Collect all lines below with the string "unit".

========================

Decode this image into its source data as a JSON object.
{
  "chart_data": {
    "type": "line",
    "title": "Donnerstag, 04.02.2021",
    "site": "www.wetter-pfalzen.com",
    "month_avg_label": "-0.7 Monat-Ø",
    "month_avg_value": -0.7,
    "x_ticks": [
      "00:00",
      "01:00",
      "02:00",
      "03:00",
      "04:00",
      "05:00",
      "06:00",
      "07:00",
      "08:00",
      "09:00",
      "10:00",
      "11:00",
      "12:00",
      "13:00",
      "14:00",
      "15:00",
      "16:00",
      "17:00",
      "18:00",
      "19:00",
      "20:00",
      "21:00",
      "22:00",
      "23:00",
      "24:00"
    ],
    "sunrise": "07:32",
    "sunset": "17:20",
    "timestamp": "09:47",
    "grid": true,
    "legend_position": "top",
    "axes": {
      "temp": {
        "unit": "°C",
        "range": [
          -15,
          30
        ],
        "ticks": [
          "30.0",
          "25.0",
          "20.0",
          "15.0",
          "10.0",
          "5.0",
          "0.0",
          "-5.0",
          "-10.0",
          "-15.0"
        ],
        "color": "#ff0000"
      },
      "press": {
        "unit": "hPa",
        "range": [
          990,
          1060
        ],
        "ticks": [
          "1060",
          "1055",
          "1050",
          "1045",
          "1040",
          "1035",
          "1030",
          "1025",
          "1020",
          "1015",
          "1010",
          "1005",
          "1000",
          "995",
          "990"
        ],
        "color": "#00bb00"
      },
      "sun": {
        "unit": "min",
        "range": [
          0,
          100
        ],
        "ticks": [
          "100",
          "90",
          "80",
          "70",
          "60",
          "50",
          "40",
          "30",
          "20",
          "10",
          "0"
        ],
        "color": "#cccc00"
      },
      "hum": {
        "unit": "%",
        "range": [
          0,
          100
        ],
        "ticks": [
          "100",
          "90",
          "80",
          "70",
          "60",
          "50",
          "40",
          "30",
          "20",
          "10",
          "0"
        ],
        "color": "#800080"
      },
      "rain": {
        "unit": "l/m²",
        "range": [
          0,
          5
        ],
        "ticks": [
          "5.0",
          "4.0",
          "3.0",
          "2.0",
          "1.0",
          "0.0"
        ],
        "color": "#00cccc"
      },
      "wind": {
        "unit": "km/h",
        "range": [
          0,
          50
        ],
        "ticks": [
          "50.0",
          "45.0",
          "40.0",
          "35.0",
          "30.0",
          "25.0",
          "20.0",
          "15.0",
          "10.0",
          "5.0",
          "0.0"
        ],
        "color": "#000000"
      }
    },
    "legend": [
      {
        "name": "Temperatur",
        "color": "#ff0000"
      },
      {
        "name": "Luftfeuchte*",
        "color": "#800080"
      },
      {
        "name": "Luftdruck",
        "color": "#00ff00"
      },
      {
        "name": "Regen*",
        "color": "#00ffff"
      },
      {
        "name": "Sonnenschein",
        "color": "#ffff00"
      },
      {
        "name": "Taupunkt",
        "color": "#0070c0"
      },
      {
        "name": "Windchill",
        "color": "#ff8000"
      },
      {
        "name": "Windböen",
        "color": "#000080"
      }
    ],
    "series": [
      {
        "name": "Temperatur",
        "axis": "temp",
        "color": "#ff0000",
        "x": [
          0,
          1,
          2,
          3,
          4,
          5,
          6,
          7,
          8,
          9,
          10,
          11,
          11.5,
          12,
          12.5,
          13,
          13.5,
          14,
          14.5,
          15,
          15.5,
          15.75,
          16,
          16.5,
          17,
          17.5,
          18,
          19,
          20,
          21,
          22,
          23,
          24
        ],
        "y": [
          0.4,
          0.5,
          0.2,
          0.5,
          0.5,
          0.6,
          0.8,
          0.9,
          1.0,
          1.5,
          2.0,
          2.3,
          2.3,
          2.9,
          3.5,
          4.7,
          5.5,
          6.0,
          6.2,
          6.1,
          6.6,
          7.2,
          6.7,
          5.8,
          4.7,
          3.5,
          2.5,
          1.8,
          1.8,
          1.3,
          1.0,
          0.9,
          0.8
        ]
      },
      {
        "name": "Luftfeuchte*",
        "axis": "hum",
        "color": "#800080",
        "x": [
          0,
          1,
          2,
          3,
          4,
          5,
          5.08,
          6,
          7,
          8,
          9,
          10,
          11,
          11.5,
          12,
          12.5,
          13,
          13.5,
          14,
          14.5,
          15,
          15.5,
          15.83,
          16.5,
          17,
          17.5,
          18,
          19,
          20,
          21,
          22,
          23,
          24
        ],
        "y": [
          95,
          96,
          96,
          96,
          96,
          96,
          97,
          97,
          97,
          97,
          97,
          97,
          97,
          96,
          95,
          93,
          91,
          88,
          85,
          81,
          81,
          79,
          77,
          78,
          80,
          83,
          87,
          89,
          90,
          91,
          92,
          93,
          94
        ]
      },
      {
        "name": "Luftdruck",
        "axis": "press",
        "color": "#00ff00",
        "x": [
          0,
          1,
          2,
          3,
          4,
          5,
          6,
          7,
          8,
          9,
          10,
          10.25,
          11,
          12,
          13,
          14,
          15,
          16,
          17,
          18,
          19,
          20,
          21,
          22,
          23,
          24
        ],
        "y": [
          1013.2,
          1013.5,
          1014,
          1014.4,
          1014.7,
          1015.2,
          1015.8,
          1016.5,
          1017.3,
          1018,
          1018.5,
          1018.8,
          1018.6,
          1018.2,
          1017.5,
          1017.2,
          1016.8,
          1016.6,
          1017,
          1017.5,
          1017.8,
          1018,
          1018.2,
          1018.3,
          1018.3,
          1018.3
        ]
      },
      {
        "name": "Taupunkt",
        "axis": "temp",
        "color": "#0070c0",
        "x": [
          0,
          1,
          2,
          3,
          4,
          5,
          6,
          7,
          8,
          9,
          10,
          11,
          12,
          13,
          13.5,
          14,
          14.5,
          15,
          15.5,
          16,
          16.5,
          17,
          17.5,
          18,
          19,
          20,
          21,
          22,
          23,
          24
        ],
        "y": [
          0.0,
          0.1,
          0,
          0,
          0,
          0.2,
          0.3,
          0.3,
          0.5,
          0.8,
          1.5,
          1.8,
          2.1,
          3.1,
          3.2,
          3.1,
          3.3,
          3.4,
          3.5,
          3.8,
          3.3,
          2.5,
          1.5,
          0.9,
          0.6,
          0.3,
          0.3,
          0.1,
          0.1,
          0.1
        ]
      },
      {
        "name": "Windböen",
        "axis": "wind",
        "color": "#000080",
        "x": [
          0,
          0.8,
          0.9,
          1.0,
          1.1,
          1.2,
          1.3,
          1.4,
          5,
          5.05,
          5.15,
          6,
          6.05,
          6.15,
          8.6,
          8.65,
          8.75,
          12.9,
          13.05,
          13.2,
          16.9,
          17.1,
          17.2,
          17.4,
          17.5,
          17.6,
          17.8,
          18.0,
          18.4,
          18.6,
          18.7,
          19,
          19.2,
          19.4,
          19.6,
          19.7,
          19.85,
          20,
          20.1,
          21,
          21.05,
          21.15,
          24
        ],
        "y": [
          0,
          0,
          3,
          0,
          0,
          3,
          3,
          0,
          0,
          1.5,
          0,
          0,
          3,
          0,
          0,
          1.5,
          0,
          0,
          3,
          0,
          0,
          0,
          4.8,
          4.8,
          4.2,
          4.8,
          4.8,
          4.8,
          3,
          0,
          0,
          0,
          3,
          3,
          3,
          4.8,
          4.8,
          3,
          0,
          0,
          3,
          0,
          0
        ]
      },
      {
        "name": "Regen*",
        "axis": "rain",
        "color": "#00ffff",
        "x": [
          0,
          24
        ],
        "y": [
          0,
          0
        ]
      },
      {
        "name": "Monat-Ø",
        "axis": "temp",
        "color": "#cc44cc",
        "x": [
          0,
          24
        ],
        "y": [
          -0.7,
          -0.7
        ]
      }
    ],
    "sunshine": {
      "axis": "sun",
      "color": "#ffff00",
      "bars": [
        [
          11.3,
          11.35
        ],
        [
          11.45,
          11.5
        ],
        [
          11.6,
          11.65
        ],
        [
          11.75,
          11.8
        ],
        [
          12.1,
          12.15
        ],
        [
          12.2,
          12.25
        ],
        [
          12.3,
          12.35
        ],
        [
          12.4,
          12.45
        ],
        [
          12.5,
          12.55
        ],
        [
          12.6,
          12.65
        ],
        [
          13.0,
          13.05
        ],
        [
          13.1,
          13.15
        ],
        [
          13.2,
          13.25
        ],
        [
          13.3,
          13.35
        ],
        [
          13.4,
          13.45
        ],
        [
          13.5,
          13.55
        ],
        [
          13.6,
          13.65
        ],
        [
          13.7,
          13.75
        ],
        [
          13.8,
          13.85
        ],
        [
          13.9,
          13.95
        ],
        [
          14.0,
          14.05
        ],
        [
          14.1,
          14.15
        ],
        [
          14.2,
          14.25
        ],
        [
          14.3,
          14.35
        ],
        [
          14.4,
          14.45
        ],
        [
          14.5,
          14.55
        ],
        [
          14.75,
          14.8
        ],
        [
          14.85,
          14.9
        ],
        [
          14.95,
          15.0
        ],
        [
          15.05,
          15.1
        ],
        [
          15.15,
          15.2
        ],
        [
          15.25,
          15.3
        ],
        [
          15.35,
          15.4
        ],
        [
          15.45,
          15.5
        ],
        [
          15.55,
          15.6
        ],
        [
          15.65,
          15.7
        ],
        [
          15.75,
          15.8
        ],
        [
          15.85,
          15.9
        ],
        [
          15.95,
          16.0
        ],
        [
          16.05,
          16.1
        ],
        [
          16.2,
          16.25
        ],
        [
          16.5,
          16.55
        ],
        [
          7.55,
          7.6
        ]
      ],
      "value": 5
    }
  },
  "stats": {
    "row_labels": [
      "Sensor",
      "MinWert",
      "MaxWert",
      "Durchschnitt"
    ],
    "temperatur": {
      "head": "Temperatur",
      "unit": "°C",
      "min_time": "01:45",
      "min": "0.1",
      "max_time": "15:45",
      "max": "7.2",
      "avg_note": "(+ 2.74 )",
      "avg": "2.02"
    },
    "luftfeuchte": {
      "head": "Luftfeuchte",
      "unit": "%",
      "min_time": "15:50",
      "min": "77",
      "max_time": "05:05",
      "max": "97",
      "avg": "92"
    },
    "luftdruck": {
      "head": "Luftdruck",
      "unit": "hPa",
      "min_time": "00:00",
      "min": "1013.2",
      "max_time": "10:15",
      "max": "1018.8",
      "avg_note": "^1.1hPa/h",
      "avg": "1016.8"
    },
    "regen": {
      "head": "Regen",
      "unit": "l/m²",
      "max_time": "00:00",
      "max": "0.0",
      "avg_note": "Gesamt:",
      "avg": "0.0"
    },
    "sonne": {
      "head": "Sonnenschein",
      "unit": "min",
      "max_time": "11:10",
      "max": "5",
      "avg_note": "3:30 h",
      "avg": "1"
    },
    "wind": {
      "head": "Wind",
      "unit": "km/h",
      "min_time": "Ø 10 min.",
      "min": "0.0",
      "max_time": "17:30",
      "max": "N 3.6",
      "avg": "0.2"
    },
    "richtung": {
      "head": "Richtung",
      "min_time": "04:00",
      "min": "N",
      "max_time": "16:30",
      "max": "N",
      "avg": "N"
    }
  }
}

========================

### SOLUTION TO THIS EXERCISE
        "unit": "°C",
        "unit": "hPa",
        "unit": "min",
        "unit": "%",
        "unit": "l/m²",
        "unit": "km/h",
      "unit": "°C",
      "unit": "%",
      "unit": "hPa",
      "unit": "l/m²",
      "unit": "min",
      "unit": "km/h",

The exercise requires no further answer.